Copy out the whole listing exactly as written, leaving the pictures behind.

Items from a dataset
━━━━━━━━━━━━━━━━━━━━

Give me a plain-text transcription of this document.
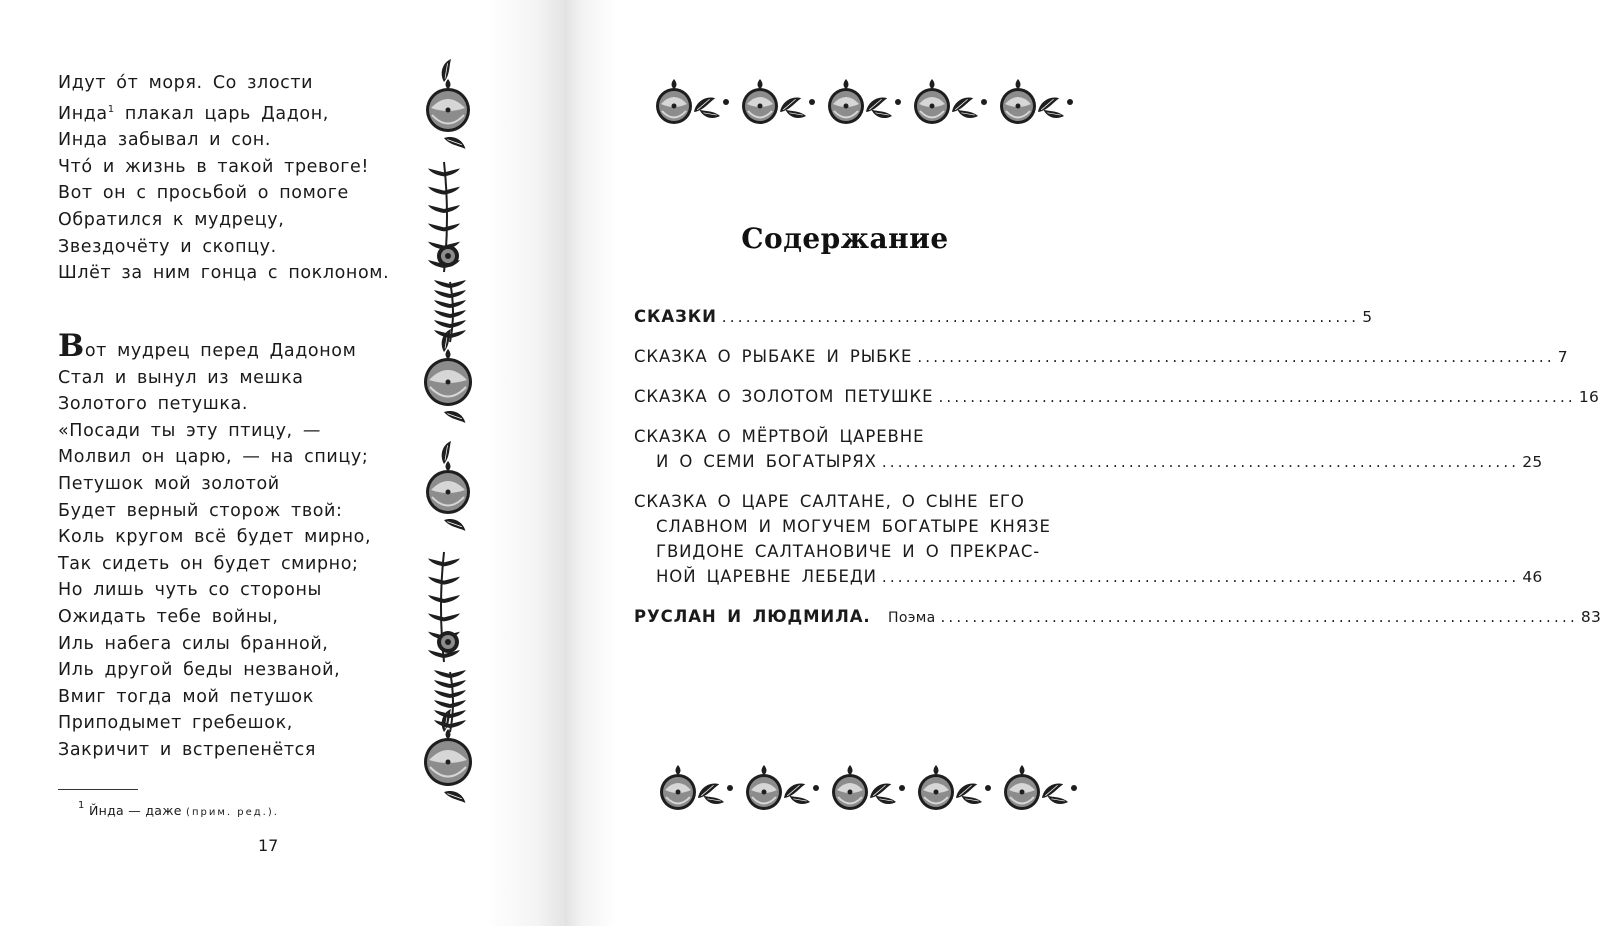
Идут о́т моря. Со злости
Инда$^1$ плакал царь Дадон,
Инда забывал и сон.
Что́ и жизнь в такой тревоге!
Вот он с просьбой о помоге
Обратился к мудрецу,
Звездочёту и скопцу.
Шлёт за ним гонца с поклоном.
Вот мудрец перед Дадоном
Стал и вынул из мешка
Золотого петушка.
«Посади ты эту птицу, —
Молвил он царю, — на спицу;
Петушок мой золотой
Будет верный сторож твой:
Коль кругом всё будет мирно,
Так сидеть он будет смирно;
Но лишь чуть со стороны
Ожидать тебе войны,
Иль набега силы бранной,
Иль другой беды незваной,
Вмиг тогда мой петушок
Приподымет гребешок,
Закричит и встрепенётся
$^1$ Йнда — даже (прим. ред.).
17
Содержание
СКАЗКИ ................................................................................ 5
СКАЗКА О РЫБАКЕ И РЫБКЕ ................................................................................ 7
СКАЗКА О ЗОЛОТОМ ПЕТУШКЕ ................................................................................ 16
СКАЗКА О МЁРТВОЙ ЦАРЕВНЕ
И О СЕМИ БОГАТЫРЯХ ................................................................................ 25
СКАЗКА О ЦАРЕ САЛТАНЕ, О СЫНЕ ЕГО
СЛАВНОМ И МОГУЧЕМ БОГАТЫРЕ КНЯЗЕ
ГВИДОНЕ САЛТАНОВИЧЕ И О ПРЕКРАС-
НОЙ ЦАРЕВНЕ ЛЕБЕДИ ................................................................................ 46
РУСЛАН И ЛЮДМИЛА. Поэма ................................................................................ 83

━━━━━━━━━━━━━━━━━━━━

● TASK RESPONSE
Give me a plain-text transcription of this document.
Идут о́т моря. Со злости
Инда$^1$ плакал царь Дадон,
Инда забывал и сон.
Что́ и жизнь в такой тревоге!
Вот он с просьбой о помоге
Обратился к мудрецу,
Звездочёту и скопцу.
Шлёт за ним гонца с поклоном.
Вот мудрец перед Дадоном
Стал и вынул из мешка
Золотого петушка.
«Посади ты эту птицу, —
Молвил он царю, — на спицу;
Петушок мой золотой
Будет верный сторож твой:
Коль кругом всё будет мирно,
Так сидеть он будет смирно;
Но лишь чуть со стороны
Ожидать тебе войны,
Иль набега силы бранной,
Иль другой беды незваной,
Вмиг тогда мой петушок
Приподымет гребешок,
Закричит и встрепенётся
$^1$ Йнда — даже (прим. ред.).
17
Содержание
СКАЗКИ ................................................................................ 5
СКАЗКА О РЫБАКЕ И РЫБКЕ ................................................................................ 7
СКАЗКА О ЗОЛОТОМ ПЕТУШКЕ ................................................................................ 16
СКАЗКА О МЁРТВОЙ ЦАРЕВНЕ
И О СЕМИ БОГАТЫРЯХ ................................................................................ 25
СКАЗКА О ЦАРЕ САЛТАНЕ, О СЫНЕ ЕГО
СЛАВНОМ И МОГУЧЕМ БОГАТЫРЕ КНЯЗЕ
ГВИДОНЕ САЛТАНОВИЧЕ И О ПРЕКРАС-
НОЙ ЦАРЕВНЕ ЛЕБЕДИ ................................................................................ 46
РУСЛАН И ЛЮДМИЛА. Поэма ................................................................................ 83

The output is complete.